══ Material supplied ══

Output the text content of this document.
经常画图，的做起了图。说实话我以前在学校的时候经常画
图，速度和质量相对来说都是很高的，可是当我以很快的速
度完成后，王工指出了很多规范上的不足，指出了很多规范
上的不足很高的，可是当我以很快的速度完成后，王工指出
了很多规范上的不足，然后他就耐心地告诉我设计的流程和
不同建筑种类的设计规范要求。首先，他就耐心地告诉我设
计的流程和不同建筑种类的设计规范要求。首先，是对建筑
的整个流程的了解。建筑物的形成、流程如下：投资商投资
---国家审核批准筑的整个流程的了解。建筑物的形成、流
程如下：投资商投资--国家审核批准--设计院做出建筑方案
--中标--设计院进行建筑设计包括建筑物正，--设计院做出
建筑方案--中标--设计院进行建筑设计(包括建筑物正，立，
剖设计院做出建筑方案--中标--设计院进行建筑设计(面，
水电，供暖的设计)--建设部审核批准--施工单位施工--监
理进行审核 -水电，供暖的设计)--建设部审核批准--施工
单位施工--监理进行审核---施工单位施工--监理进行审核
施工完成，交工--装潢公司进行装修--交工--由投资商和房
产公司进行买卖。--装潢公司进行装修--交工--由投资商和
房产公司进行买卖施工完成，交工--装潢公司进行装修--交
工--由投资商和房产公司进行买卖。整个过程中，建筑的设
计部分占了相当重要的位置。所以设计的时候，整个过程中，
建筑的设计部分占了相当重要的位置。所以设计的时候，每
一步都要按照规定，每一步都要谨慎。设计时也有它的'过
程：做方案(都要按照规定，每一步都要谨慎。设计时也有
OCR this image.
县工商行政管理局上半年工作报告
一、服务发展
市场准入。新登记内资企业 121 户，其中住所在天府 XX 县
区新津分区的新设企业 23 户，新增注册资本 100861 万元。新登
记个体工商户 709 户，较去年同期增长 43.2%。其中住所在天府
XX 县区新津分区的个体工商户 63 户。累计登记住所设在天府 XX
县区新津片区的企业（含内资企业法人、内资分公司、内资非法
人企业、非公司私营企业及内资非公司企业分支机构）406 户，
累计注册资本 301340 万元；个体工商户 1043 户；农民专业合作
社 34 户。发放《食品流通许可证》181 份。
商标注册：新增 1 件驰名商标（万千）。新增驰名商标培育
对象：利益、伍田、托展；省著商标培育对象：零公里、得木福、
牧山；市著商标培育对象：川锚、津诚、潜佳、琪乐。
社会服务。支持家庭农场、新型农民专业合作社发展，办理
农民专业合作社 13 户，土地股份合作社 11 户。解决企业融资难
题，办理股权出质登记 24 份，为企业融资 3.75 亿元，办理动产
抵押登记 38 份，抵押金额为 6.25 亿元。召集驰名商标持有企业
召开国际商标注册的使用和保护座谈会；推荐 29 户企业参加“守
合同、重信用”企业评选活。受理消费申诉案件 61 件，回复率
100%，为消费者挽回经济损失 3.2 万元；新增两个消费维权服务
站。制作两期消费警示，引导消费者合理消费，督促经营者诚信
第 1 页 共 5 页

═══

Task prompt
Extract every line from the records above that contains the word "建设部审核批准".

Task answer
水电，供暖的设计)--建设部审核批准--施工单位施工--监
理进行审核 -水电，供暖的设计)--建设部审核批准--施工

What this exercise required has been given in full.